**YOUR GOAL**
Report the number of lines where the string "کهوردراز" occurs, and write nothing else.

**AVAILABLE RECORDS**
__________________________________________________

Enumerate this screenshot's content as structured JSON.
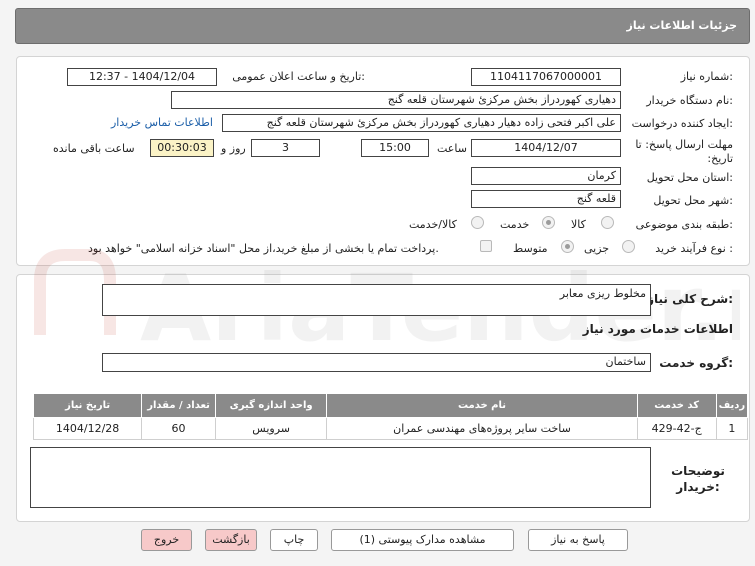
{
  "header": {
    "title": "جزئیات اطلاعات نیاز"
  },
  "form": {
    "need_number_label": "شماره نیاز:",
    "need_number": "1104117067000001",
    "announce_label": "تاریخ و ساعت اعلان عمومی:",
    "announce_value": "1404/12/04 - 12:37",
    "buyer_org_label": "نام دستگاه خریدار:",
    "buyer_org": "دهیاری کهوردراز بخش مرکزئ شهرستان قلعه گنج",
    "creator_label": "ایجاد کننده درخواست:",
    "creator": "علی اکبر فتحی زاده دهیار دهیاری کهوردراز بخش مرکزئ شهرستان قلعه گنج",
    "contact_link": "اطلاعات تماس خریدار",
    "deadline_label": "مهلت ارسال پاسخ: تا تاریخ:",
    "deadline_date": "1404/12/07",
    "time_label": "ساعت",
    "deadline_time": "15:00",
    "days_value": "3",
    "days_label": "روز و",
    "remaining_time": "00:30:03",
    "remaining_label": "ساعت باقی مانده",
    "province_label": "استان محل تحویل:",
    "province": "کرمان",
    "city_label": "شهر محل تحویل:",
    "city": "قلعه گنج",
    "category_label": "طبقه بندی موضوعی:",
    "category_options": [
      "کالا",
      "خدمت",
      "کالا/خدمت"
    ],
    "process_label": "نوع فرآیند خرید :",
    "process_options": [
      "جزیی",
      "متوسط"
    ],
    "payment_note": "پرداخت تمام یا بخشی از مبلغ خرید،از محل \"اسناد خزانه اسلامی\" خواهد بود."
  },
  "summary": {
    "label": "شرح کلی نیاز:",
    "value": "مخلوط ریزی معابر"
  },
  "services": {
    "section_title": "اطلاعات خدمات مورد نیاز",
    "group_label": "گروه خدمت:",
    "group_value": "ساختمان",
    "columns": [
      "ردیف",
      "کد خدمت",
      "نام خدمت",
      "واحد اندازه گیری",
      "تعداد / مقدار",
      "تاریخ نیاز"
    ],
    "rows": [
      [
        "1",
        "ج-42-429",
        "ساخت سایر پروژه‌های مهندسی عمران",
        "سرویس",
        "60",
        "1404/12/28"
      ]
    ]
  },
  "buyer_notes": {
    "label": "توضیحات خریدار:",
    "value": ""
  },
  "buttons": {
    "reply": "پاسخ به نیاز",
    "attachments": "مشاهده مدارک پیوستی (1)",
    "print": "چاپ",
    "back": "بازگشت",
    "exit": "خروج"
  },
  "watermark": {
    "text": "AriaTender.net"
  }
}
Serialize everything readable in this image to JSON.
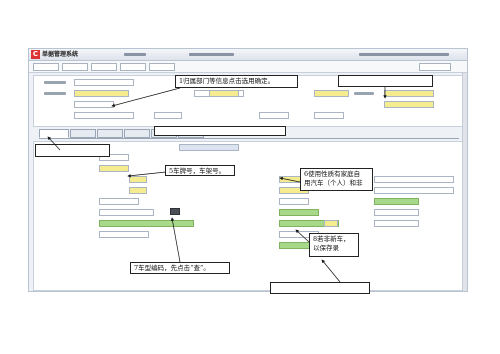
{
  "window": {
    "logo": "C",
    "title": "单据管理系统"
  },
  "callouts": {
    "c1": "1归属部门等信息点击选用确定。",
    "c5": "5车牌号，车架号。",
    "c6_line1": "6使用性质有家庭自",
    "c6_line2": "用汽车（个人）和非",
    "c7": "7车型编码，先点击“查”。",
    "c8_line1": "8若非新车，",
    "c8_line2": "以保存录"
  },
  "colors": {
    "accent_green": "#a8d98a",
    "highlight_yellow": "#f4ec8f",
    "window_bg": "#eef1f5"
  }
}
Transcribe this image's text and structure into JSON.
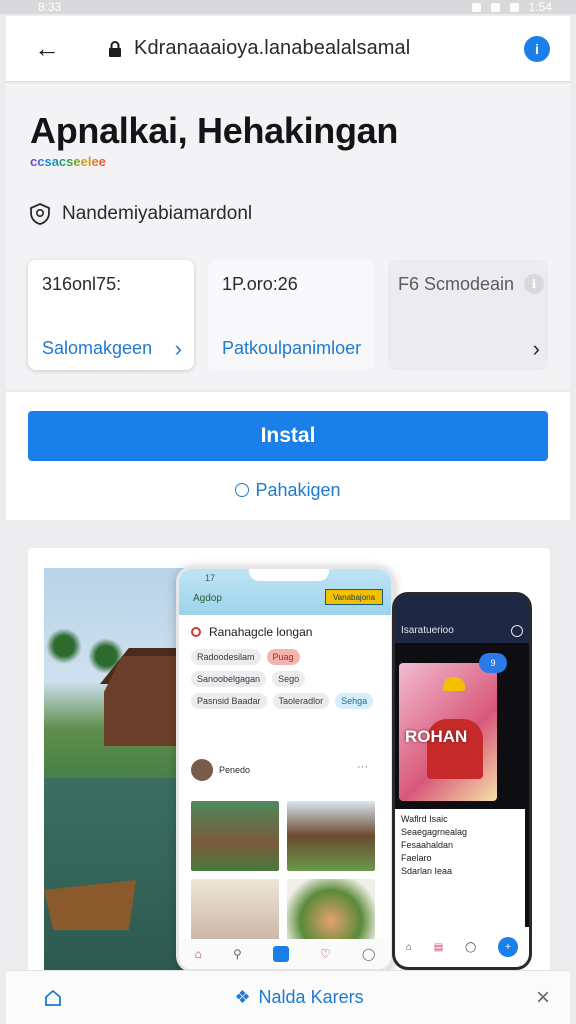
{
  "status_bar": {
    "time": "8:33",
    "battery": "1:54"
  },
  "browser": {
    "url": "Kdranaaaioya.lanabealalsamal",
    "info_label": "i"
  },
  "app": {
    "title": "Apnalkai, Hehakingan",
    "tagline": "ccsacseelee",
    "publisher": "Nandemiyabiamardonl",
    "stats": [
      {
        "value": "316onl75:",
        "label": "Salomakgeen"
      },
      {
        "value": "1P.oro:26",
        "label": "Patkoulpanimloer"
      },
      {
        "value": "F6 Scmodeain",
        "label": ""
      }
    ],
    "install_label": "Instal",
    "secondary_label": "Pahakigen"
  },
  "screenshots": {
    "main_phone": {
      "time": "17",
      "app_name": "Agdop",
      "badge": "Vanabajona",
      "heading": "Ranahagcle longan",
      "chips": [
        "Radoodesilam",
        "Puag",
        "Sanoobelgagan",
        "Sego",
        "Pasnsid Baadar",
        "Taoleradlor",
        "Sehga"
      ],
      "post_name": "Penedo",
      "more": "···"
    },
    "dark_phone": {
      "header": "Isaratuerioo",
      "banner_text": "ROHAN",
      "badge": "9",
      "lines": [
        "Waflrd Isaic",
        "Seaegagrnealag",
        "Fesaahaldan",
        "Faelaro",
        "Sdarlan Ieaa"
      ]
    }
  },
  "bottom_bar": {
    "label": "Nalda Karers",
    "close": "×"
  },
  "colors": {
    "accent": "#1a7fe8",
    "link": "#1e7ad0"
  }
}
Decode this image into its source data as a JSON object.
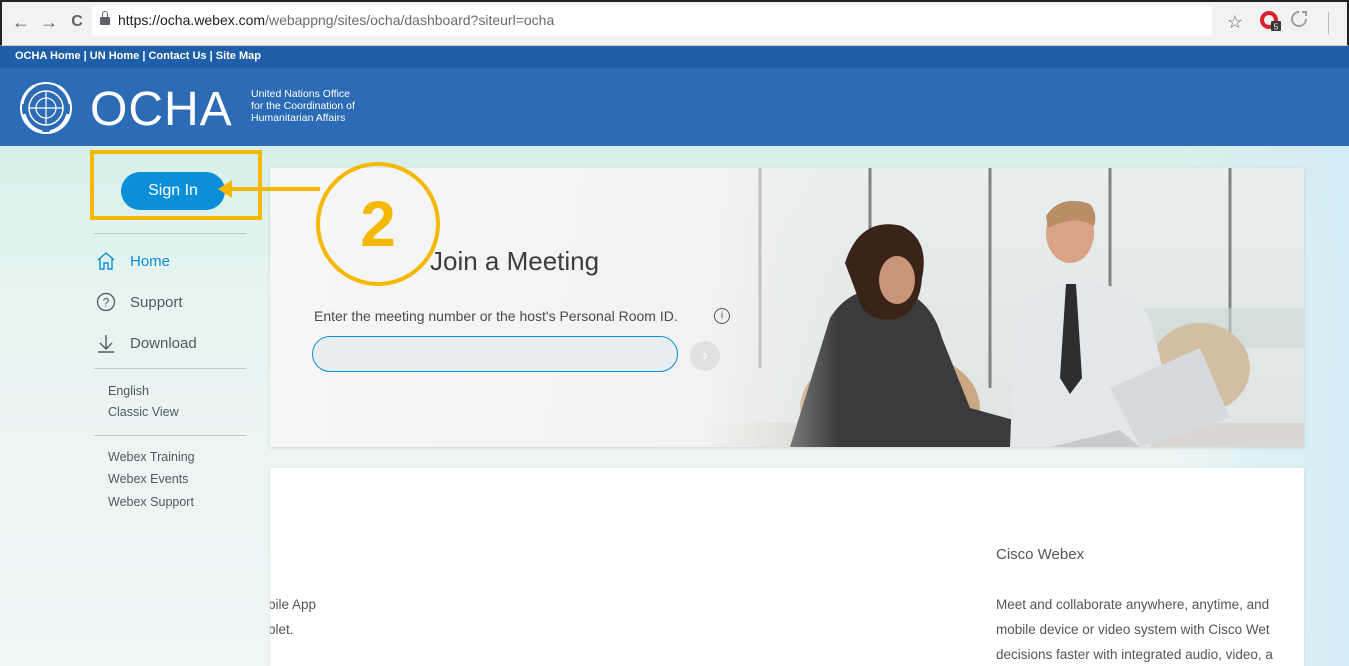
{
  "browser": {
    "back": "←",
    "forward": "→",
    "reload": "C",
    "url_host": "https://ocha.webex.com",
    "url_path": "/webappng/sites/ocha/dashboard?siteurl=ocha",
    "star": "☆",
    "ext_badge": "5"
  },
  "header": {
    "top_links": "OCHA Home | UN Home | Contact Us | Site Map",
    "logo_text": "OCHA",
    "subtitle_line1": "United Nations Office",
    "subtitle_line2": "for the Coordination of",
    "subtitle_line3": "Humanitarian Affairs"
  },
  "sidebar": {
    "signin_label": "Sign In",
    "nav": [
      {
        "label": "Home",
        "icon": "home-icon"
      },
      {
        "label": "Support",
        "icon": "help-icon"
      },
      {
        "label": "Download",
        "icon": "download-icon"
      }
    ],
    "language": "English",
    "classic_view": "Classic View",
    "links": [
      "Webex Training",
      "Webex Events",
      "Webex Support"
    ]
  },
  "hero": {
    "title": "Join a Meeting",
    "input_label": "Enter the meeting number or the host's Personal Room ID.",
    "info_glyph": "i",
    "input_value": "",
    "go_glyph": "›"
  },
  "lower": {
    "mobile_line1": "bile App",
    "mobile_line2": "blet.",
    "webex_title": "Cisco Webex",
    "webex_lines": [
      "Meet and collaborate anywhere, anytime, and",
      "mobile device or video system with Cisco Wet",
      "decisions faster with integrated audio, video, a"
    ]
  },
  "annotation": {
    "step_number": "2"
  },
  "colors": {
    "accent": "#0a8fd8",
    "brand_blue": "#2c6bb5",
    "annotation": "#f5b800"
  }
}
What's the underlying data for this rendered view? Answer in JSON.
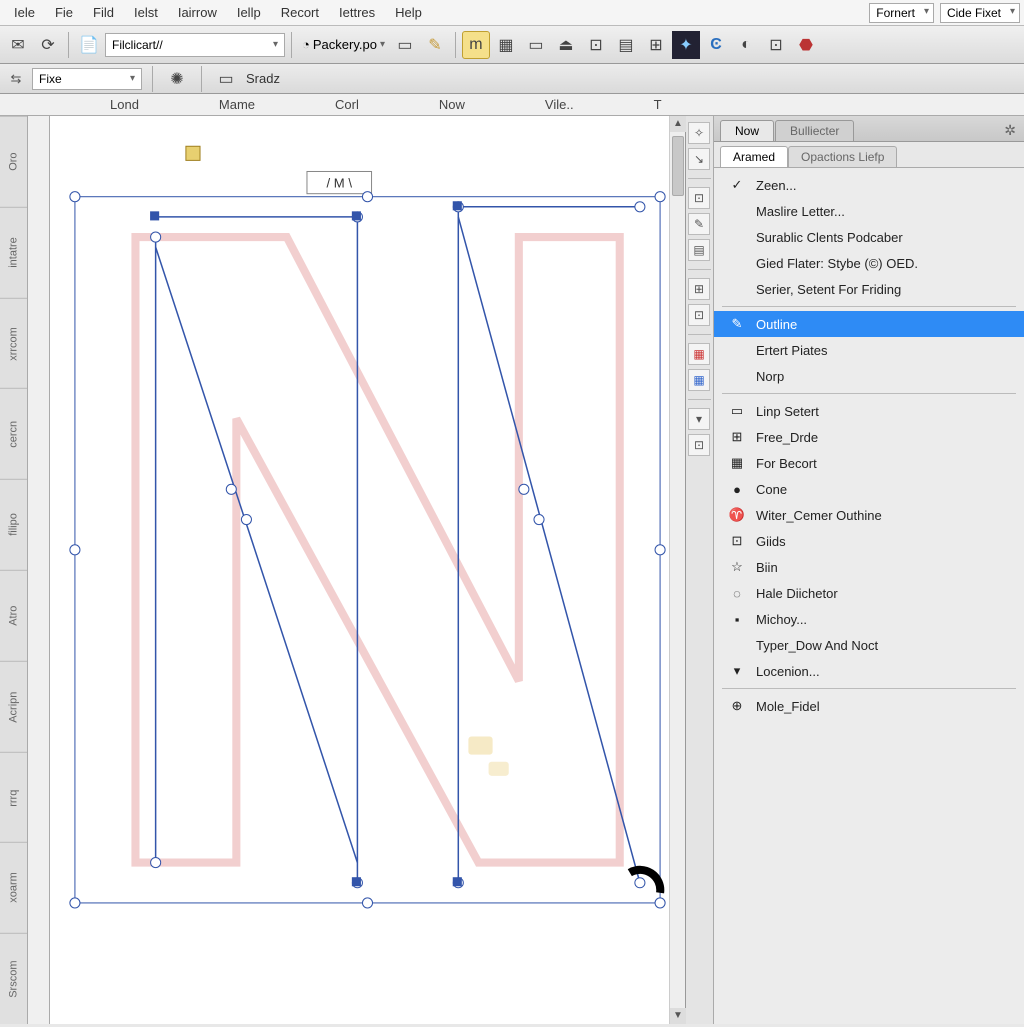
{
  "menu": {
    "items": [
      "Iele",
      "Fie",
      "Fild",
      "Ielst",
      "Iairrow",
      "Iellp",
      "Recort",
      "Iettres",
      "Help"
    ],
    "right_combo1": "Fornert",
    "right_combo2": "Cide Fixet"
  },
  "toolbar": {
    "address": "Filclicart//",
    "packery": "Packery.po"
  },
  "secondbar": {
    "combo_label": "Fixe",
    "right_label": "Sradz"
  },
  "ruler": {
    "cols": [
      "Lond",
      "Mame",
      "Corl",
      "Now",
      "Vile..",
      "T"
    ]
  },
  "canvas": {
    "label": "/ M \\"
  },
  "left_tabs": [
    "Oro",
    "intatre",
    "xrrcom",
    "cercn",
    "filipo",
    "Atro",
    "Acripn",
    "rrrq",
    "xoarm",
    "Srscom"
  ],
  "right_panel": {
    "top_tabs": [
      "Now",
      "Bulliecter"
    ],
    "sub_tabs": [
      "Aramed",
      "Opactions Liefp"
    ],
    "group1": [
      {
        "icon": "✓",
        "label": "Zeen..."
      },
      {
        "icon": "",
        "label": "Maslire Letter..."
      },
      {
        "icon": "",
        "label": "Surablic Clents Podcaber"
      },
      {
        "icon": "",
        "label": "Gied Flater: Stybe (©) OED."
      },
      {
        "icon": "",
        "label": "Serier, Setent For Friding"
      }
    ],
    "group2": [
      {
        "icon": "✎",
        "label": "Outline",
        "selected": true
      },
      {
        "icon": "",
        "label": "Ertert Piates"
      },
      {
        "icon": "",
        "label": "Norp"
      }
    ],
    "group3": [
      {
        "icon": "▭",
        "label": "Linp Setert"
      },
      {
        "icon": "⊞",
        "label": "Free_Drde"
      },
      {
        "icon": "▦",
        "label": "For Becort"
      },
      {
        "icon": "●",
        "label": "Cone"
      },
      {
        "icon": "♈",
        "label": "Witer_Cemer Outhine"
      },
      {
        "icon": "⊡",
        "label": "Giids"
      },
      {
        "icon": "☆",
        "label": "Biin"
      },
      {
        "icon": "◌",
        "label": "Hale Diichetor"
      },
      {
        "icon": "▪",
        "label": "Michoy..."
      },
      {
        "icon": "",
        "label": "Typer_Dow And Noct"
      },
      {
        "icon": "▾",
        "label": "Locenion..."
      }
    ],
    "group4": [
      {
        "icon": "⊕",
        "label": "Mole_Fidel"
      }
    ]
  }
}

__________________________________________________

**RESPONSE TO THE EXERCISE**
2